(Record excerpts)

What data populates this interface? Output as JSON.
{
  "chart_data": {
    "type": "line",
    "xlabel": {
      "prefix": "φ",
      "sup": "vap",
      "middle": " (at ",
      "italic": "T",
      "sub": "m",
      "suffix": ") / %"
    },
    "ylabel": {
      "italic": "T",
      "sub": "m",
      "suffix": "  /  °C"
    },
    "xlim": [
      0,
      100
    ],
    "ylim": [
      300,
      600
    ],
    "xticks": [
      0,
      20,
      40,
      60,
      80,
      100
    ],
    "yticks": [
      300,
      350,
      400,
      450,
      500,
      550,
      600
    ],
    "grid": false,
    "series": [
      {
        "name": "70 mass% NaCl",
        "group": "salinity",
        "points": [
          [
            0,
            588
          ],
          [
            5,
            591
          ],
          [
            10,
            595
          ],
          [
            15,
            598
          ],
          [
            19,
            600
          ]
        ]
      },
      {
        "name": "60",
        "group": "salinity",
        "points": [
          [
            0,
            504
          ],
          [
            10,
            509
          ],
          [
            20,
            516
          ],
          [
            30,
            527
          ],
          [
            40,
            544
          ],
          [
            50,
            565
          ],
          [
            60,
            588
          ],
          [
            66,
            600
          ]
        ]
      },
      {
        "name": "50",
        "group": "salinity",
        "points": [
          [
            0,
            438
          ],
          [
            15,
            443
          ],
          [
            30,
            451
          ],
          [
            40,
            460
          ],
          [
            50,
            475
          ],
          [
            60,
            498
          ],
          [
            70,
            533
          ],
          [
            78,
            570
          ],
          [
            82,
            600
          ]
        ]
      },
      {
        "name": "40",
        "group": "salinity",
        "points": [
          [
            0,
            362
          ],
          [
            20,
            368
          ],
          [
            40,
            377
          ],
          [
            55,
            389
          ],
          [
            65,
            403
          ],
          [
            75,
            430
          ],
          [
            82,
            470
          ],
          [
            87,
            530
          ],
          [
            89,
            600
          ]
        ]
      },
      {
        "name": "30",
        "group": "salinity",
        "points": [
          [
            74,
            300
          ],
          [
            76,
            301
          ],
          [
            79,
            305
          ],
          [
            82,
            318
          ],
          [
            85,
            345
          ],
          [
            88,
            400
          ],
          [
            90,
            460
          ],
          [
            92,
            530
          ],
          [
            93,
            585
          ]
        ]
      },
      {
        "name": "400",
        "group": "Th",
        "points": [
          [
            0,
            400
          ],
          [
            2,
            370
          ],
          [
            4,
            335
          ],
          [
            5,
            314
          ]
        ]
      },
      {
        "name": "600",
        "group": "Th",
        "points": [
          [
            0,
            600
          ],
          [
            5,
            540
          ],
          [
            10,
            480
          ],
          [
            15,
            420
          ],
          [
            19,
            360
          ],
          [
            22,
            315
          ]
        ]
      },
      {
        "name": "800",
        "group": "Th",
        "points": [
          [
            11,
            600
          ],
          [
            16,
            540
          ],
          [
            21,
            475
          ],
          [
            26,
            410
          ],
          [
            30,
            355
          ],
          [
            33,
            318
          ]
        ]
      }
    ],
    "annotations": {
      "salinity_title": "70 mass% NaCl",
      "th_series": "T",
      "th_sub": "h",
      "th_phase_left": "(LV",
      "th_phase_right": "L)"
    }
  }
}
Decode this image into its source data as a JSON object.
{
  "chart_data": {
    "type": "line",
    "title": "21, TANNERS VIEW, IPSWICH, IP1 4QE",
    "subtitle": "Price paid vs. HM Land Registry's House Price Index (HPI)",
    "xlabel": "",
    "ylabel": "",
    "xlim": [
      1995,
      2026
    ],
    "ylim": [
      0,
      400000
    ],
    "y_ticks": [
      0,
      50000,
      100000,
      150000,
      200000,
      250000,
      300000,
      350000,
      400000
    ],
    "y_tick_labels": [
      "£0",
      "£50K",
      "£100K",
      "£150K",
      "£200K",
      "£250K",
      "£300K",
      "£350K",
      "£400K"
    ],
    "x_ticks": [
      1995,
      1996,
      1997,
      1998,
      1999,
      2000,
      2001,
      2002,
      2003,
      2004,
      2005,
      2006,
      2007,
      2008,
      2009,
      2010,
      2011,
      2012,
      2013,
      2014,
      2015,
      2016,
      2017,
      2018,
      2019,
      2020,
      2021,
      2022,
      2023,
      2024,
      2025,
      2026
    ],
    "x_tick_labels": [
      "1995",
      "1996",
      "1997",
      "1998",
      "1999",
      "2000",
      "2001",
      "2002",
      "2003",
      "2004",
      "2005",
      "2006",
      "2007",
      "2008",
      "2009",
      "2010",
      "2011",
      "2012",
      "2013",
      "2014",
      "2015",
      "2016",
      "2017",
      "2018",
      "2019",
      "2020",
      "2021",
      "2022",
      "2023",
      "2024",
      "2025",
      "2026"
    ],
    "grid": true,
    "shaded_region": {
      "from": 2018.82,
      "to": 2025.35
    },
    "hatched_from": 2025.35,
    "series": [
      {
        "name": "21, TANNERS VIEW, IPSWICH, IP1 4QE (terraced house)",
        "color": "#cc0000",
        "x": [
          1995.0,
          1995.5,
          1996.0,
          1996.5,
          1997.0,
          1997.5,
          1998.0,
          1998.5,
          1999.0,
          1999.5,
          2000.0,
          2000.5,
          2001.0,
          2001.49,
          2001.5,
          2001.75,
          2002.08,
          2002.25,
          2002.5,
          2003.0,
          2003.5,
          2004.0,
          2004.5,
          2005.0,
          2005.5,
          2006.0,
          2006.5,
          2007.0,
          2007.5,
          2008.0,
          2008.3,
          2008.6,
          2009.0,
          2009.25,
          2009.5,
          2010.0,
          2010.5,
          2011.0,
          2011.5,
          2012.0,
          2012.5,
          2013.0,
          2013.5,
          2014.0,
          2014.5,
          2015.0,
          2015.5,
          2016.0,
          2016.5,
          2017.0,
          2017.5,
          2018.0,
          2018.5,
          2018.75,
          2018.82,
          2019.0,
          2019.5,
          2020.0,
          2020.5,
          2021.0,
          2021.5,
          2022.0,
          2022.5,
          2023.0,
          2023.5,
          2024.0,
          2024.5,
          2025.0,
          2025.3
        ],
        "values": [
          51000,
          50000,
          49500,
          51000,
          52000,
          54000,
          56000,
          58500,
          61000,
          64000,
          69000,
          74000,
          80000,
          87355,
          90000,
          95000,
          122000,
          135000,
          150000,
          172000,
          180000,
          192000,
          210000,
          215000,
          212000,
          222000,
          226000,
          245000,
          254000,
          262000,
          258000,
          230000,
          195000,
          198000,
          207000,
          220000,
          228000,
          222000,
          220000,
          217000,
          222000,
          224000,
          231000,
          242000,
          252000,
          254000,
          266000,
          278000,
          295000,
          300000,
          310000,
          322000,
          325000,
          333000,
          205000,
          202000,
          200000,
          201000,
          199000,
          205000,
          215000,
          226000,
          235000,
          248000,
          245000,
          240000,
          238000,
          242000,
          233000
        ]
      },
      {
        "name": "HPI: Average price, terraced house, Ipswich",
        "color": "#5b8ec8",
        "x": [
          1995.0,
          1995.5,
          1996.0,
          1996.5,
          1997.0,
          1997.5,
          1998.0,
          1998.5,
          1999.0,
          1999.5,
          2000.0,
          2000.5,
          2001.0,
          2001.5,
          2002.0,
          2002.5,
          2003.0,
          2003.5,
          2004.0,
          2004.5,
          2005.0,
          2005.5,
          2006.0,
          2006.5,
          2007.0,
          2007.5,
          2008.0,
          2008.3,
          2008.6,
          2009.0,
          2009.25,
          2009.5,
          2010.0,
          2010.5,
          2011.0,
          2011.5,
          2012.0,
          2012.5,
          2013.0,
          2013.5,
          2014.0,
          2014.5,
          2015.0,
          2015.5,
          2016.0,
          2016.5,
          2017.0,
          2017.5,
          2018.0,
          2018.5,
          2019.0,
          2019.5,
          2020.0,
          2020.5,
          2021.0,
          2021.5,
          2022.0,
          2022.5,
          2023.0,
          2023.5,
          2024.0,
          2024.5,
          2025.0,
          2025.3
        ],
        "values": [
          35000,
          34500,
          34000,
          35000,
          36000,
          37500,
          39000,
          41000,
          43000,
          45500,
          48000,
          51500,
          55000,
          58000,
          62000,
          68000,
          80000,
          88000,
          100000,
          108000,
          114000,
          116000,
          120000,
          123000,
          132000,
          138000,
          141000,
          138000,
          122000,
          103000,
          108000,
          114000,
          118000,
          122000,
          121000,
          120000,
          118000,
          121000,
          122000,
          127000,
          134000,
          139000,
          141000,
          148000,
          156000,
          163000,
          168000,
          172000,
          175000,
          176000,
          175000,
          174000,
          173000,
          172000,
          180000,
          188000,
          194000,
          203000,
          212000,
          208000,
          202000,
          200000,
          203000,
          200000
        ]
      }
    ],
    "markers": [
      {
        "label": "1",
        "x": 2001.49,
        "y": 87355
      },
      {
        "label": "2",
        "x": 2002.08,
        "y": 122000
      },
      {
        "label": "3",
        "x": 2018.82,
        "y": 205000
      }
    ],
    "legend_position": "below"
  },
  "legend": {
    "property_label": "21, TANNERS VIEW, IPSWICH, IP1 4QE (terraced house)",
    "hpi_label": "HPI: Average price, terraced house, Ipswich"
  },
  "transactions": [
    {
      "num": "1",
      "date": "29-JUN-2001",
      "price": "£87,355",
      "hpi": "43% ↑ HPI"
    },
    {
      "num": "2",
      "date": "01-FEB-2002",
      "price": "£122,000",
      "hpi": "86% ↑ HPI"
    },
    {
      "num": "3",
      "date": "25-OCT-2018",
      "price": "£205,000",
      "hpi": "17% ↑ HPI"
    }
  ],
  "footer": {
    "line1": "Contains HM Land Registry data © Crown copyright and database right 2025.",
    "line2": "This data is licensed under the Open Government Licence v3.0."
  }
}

(Set problem) Your task is to gather every line with the word "date" and copy it.

(Answer in full)
      "date": "29-JUN-2001",
      "date": "01-FEB-2002",
      "date": "25-OCT-2018",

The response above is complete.